=== Aim of the exercise ===
Can you rewrite the listing below so that every "bullet-icon" becomes "list-marker" and nothing else changes?

=== Input rows ===
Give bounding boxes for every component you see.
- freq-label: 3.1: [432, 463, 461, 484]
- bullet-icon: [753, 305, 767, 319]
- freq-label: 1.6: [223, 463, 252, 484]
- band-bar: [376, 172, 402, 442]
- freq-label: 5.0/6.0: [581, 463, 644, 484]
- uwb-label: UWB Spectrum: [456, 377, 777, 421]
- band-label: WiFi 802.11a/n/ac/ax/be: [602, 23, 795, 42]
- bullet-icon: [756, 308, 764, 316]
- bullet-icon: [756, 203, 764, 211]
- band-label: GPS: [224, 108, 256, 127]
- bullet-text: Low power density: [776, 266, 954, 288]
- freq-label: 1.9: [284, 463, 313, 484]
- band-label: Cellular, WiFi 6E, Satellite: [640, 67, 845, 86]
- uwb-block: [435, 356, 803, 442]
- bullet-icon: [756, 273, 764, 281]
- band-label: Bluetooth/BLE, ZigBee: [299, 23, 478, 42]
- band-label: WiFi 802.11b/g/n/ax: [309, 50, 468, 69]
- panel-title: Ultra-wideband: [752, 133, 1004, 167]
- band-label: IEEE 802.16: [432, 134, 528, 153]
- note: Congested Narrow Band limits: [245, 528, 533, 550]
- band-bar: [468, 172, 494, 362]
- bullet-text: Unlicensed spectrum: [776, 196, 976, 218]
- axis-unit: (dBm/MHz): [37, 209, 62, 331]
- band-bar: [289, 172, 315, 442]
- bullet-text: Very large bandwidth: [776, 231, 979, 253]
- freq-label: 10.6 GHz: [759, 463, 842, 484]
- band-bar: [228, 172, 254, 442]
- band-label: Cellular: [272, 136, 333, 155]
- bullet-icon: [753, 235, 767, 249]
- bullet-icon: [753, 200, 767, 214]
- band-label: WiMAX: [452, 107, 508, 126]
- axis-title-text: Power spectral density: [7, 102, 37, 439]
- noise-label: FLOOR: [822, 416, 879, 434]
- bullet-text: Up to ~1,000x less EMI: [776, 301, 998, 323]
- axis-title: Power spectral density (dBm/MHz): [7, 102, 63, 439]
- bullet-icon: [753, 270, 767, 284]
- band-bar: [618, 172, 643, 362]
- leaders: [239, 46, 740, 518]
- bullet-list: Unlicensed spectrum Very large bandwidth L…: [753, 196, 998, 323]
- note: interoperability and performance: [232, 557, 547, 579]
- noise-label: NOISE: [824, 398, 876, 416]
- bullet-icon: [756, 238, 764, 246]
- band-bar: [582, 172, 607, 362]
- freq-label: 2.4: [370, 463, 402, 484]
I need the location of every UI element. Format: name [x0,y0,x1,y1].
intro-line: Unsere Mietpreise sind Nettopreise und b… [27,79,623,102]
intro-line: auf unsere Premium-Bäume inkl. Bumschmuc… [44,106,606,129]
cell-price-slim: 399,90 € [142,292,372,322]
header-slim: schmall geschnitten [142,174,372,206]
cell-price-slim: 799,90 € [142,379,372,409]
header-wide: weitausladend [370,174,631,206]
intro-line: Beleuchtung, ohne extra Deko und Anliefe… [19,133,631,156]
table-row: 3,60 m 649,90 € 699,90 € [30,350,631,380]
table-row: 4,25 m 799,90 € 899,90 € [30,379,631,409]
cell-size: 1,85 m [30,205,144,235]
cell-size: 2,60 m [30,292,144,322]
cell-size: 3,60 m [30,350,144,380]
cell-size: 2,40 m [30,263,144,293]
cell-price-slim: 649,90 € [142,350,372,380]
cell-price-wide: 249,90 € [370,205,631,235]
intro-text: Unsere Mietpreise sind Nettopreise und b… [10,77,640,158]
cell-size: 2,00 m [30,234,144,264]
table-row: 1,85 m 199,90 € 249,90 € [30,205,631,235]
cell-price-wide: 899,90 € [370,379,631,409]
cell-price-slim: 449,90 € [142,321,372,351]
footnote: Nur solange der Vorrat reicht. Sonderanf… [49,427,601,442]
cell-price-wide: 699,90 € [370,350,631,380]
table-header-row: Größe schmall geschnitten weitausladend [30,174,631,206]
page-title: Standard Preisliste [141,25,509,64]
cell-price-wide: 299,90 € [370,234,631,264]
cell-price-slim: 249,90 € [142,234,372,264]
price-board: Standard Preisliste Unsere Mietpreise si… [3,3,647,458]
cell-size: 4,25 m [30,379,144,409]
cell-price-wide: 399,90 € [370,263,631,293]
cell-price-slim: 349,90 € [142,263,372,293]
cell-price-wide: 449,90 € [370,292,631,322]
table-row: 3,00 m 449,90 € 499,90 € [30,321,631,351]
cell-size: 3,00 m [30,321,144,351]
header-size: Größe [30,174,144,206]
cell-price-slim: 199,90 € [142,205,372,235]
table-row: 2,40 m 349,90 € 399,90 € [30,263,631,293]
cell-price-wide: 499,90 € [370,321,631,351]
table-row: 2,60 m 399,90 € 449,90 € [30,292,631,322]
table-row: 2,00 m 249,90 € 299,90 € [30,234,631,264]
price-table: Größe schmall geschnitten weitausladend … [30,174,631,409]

=== Answer for the task ===
Give bounding boxes for every component you see.
- freq-label: 3.1: [432, 463, 461, 484]
- list-marker: [753, 305, 767, 319]
- freq-label: 1.6: [223, 463, 252, 484]
- band-bar: [376, 172, 402, 442]
- freq-label: 5.0/6.0: [581, 463, 644, 484]
- uwb-label: UWB Spectrum: [456, 377, 777, 421]
- band-label: WiFi 802.11a/n/ac/ax/be: [602, 23, 795, 42]
- list-marker: [756, 308, 764, 316]
- list-marker: [756, 203, 764, 211]
- band-label: GPS: [224, 108, 256, 127]
- bullet-text: Low power density: [776, 266, 954, 288]
- freq-label: 1.9: [284, 463, 313, 484]
- band-label: Cellular, WiFi 6E, Satellite: [640, 67, 845, 86]
- uwb-block: [435, 356, 803, 442]
- list-marker: [756, 273, 764, 281]
- band-label: Bluetooth/BLE, ZigBee: [299, 23, 478, 42]
- band-label: WiFi 802.11b/g/n/ax: [309, 50, 468, 69]
- panel-title: Ultra-wideband: [752, 133, 1004, 167]
- band-label: IEEE 802.16: [432, 134, 528, 153]
- note: Congested Narrow Band limits: [245, 528, 533, 550]
- band-bar: [468, 172, 494, 362]
- bullet-text: Unlicensed spectrum: [776, 196, 976, 218]
- axis-unit: (dBm/MHz): [37, 209, 62, 331]
- band-bar: [289, 172, 315, 442]
- bullet-text: Very large bandwidth: [776, 231, 979, 253]
- freq-label: 10.6 GHz: [759, 463, 842, 484]
- band-bar: [228, 172, 254, 442]
- band-label: Cellular: [272, 136, 333, 155]
- list-marker: [753, 235, 767, 249]
- list-marker: [753, 200, 767, 214]
- band-label: WiMAX: [452, 107, 508, 126]
- axis-title-text: Power spectral density: [7, 102, 37, 439]
- noise-label: FLOOR: [822, 416, 879, 434]
- bullet-text: Up to ~1,000x less EMI: [776, 301, 998, 323]
- axis-title: Power spectral density (dBm/MHz): [7, 102, 63, 439]
- list-marker: [753, 270, 767, 284]
- band-bar: [618, 172, 643, 362]
- leaders: [239, 46, 740, 518]
- bullet-list: Unlicensed spectrum Very large bandwidth L…: [753, 196, 998, 323]
- note: interoperability and performance: [232, 557, 547, 579]
- noise-label: NOISE: [824, 398, 876, 416]
- list-marker: [756, 238, 764, 246]
- band-bar: [582, 172, 607, 362]
- freq-label: 2.4: [370, 463, 402, 484]
I need the location of every UI element. Format: name [x0,y0,x1,y1].
intro-line: Unsere Mietpreise sind Nettopreise und b… [27,79,623,102]
intro-line: auf unsere Premium-Bäume inkl. Bumschmuc… [44,106,606,129]
cell-price-slim: 399,90 € [142,292,372,322]
header-slim: schmall geschnitten [142,174,372,206]
cell-price-slim: 799,90 € [142,379,372,409]
header-wide: weitausladend [370,174,631,206]
intro-line: Beleuchtung, ohne extra Deko und Anliefe… [19,133,631,156]
table-row: 3,60 m 649,90 € 699,90 € [30,350,631,380]
table-row: 4,25 m 799,90 € 899,90 € [30,379,631,409]
cell-size: 1,85 m [30,205,144,235]
cell-size: 2,60 m [30,292,144,322]
cell-size: 3,60 m [30,350,144,380]
cell-size: 2,40 m [30,263,144,293]
cell-price-slim: 649,90 € [142,350,372,380]
cell-price-wide: 249,90 € [370,205,631,235]
intro-text: Unsere Mietpreise sind Nettopreise und b… [10,77,640,158]
cell-size: 2,00 m [30,234,144,264]
table-row: 1,85 m 199,90 € 249,90 € [30,205,631,235]
cell-price-wide: 899,90 € [370,379,631,409]
cell-price-slim: 449,90 € [142,321,372,351]
footnote: Nur solange der Vorrat reicht. Sonderanf… [49,427,601,442]
cell-price-wide: 699,90 € [370,350,631,380]
table-header-row: Größe schmall geschnitten weitausladend [30,174,631,206]
page-title: Standard Preisliste [141,25,509,64]
cell-price-wide: 299,90 € [370,234,631,264]
cell-price-slim: 249,90 € [142,234,372,264]
price-board: Standard Preisliste Unsere Mietpreise si… [3,3,647,458]
cell-size: 4,25 m [30,379,144,409]
cell-price-wide: 399,90 € [370,263,631,293]
cell-price-slim: 349,90 € [142,263,372,293]
cell-price-wide: 449,90 € [370,292,631,322]
table-row: 3,00 m 449,90 € 499,90 € [30,321,631,351]
cell-size: 3,00 m [30,321,144,351]
header-size: Größe [30,174,144,206]
cell-price-slim: 199,90 € [142,205,372,235]
table-row: 2,40 m 349,90 € 399,90 € [30,263,631,293]
cell-price-wide: 499,90 € [370,321,631,351]
table-row: 2,60 m 399,90 € 449,90 € [30,292,631,322]
table-row: 2,00 m 249,90 € 299,90 € [30,234,631,264]
price-table: Größe schmall geschnitten weitausladend … [30,174,631,409]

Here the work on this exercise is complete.